Exercise> All of the material below is to be restated word for word, apart from the pictures.

########################################

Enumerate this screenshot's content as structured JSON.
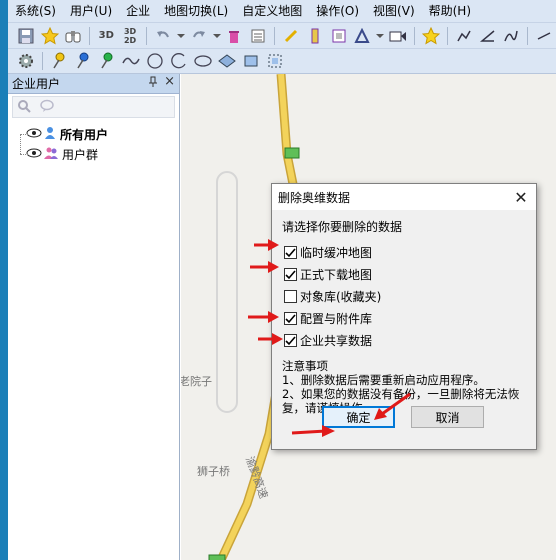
{
  "menu": [
    {
      "name": "menu-system",
      "label": "系统(S)"
    },
    {
      "name": "menu-user",
      "label": "用户(U)"
    },
    {
      "name": "menu-enterprise",
      "label": "企业"
    },
    {
      "name": "menu-map-switch",
      "label": "地图切换(L)"
    },
    {
      "name": "menu-custom-map",
      "label": "自定义地图"
    },
    {
      "name": "menu-operate",
      "label": "操作(O)"
    },
    {
      "name": "menu-view",
      "label": "视图(V)"
    },
    {
      "name": "menu-help",
      "label": "帮助(H)"
    }
  ],
  "toolbar": {
    "btn_3d": "3D",
    "btn_3d2d_top": "3D",
    "btn_3d2d_bottom": "2D"
  },
  "panel": {
    "title": "企业用户",
    "pin": "ᵖ",
    "close": "×",
    "tree": [
      {
        "label": "所有用户",
        "bold": true
      },
      {
        "label": "用户群",
        "bold": false
      }
    ]
  },
  "map": {
    "labels": [
      {
        "name": "map-label-laoyuanzi",
        "text": "老院子"
      },
      {
        "name": "map-label-shiziqiao",
        "text": "狮子桥"
      },
      {
        "name": "map-label-highway",
        "text": "渝黔高速"
      }
    ]
  },
  "dialog": {
    "title": "删除奥维数据",
    "close": "✕",
    "prompt": "请选择你要删除的数据",
    "options": [
      {
        "label": "临时缓冲地图",
        "checked": true
      },
      {
        "label": "正式下载地图",
        "checked": true
      },
      {
        "label": "对象库(收藏夹)",
        "checked": false
      },
      {
        "label": "配置与附件库",
        "checked": true
      },
      {
        "label": "企业共享数据",
        "checked": true
      }
    ],
    "notes_title": "注意事项",
    "note1": "1、删除数据后需要重新启动应用程序。",
    "note2": "2、如果您的数据没有备份，一旦删除将无法恢复，请谨慎操作。",
    "ok_label": "确定",
    "cancel_label": "取消"
  },
  "colors": {
    "accent": "#0078d7",
    "arrow": "#e01a1a",
    "road": "#f3d35b",
    "toolbar_bg": "#dbe6f4"
  }
}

########################################

Answer for this exercise>
Enumerate this screenshot's content as structured JSON.
{
  "menu": [
    {
      "name": "menu-system",
      "label": "系统(S)"
    },
    {
      "name": "menu-user",
      "label": "用户(U)"
    },
    {
      "name": "menu-enterprise",
      "label": "企业"
    },
    {
      "name": "menu-map-switch",
      "label": "地图切换(L)"
    },
    {
      "name": "menu-custom-map",
      "label": "自定义地图"
    },
    {
      "name": "menu-operate",
      "label": "操作(O)"
    },
    {
      "name": "menu-view",
      "label": "视图(V)"
    },
    {
      "name": "menu-help",
      "label": "帮助(H)"
    }
  ],
  "toolbar": {
    "btn_3d": "3D",
    "btn_3d2d_top": "3D",
    "btn_3d2d_bottom": "2D"
  },
  "panel": {
    "title": "企业用户",
    "pin": "ᵖ",
    "close": "×",
    "tree": [
      {
        "label": "所有用户",
        "bold": true
      },
      {
        "label": "用户群",
        "bold": false
      }
    ]
  },
  "map": {
    "labels": [
      {
        "name": "map-label-laoyuanzi",
        "text": "老院子"
      },
      {
        "name": "map-label-shiziqiao",
        "text": "狮子桥"
      },
      {
        "name": "map-label-highway",
        "text": "渝黔高速"
      }
    ]
  },
  "dialog": {
    "title": "删除奥维数据",
    "close": "✕",
    "prompt": "请选择你要删除的数据",
    "options": [
      {
        "label": "临时缓冲地图",
        "checked": true
      },
      {
        "label": "正式下载地图",
        "checked": true
      },
      {
        "label": "对象库(收藏夹)",
        "checked": false
      },
      {
        "label": "配置与附件库",
        "checked": true
      },
      {
        "label": "企业共享数据",
        "checked": true
      }
    ],
    "notes_title": "注意事项",
    "note1": "1、删除数据后需要重新启动应用程序。",
    "note2": "2、如果您的数据没有备份，一旦删除将无法恢复，请谨慎操作。",
    "ok_label": "确定",
    "cancel_label": "取消"
  },
  "colors": {
    "accent": "#0078d7",
    "arrow": "#e01a1a",
    "road": "#f3d35b",
    "toolbar_bg": "#dbe6f4"
  }
}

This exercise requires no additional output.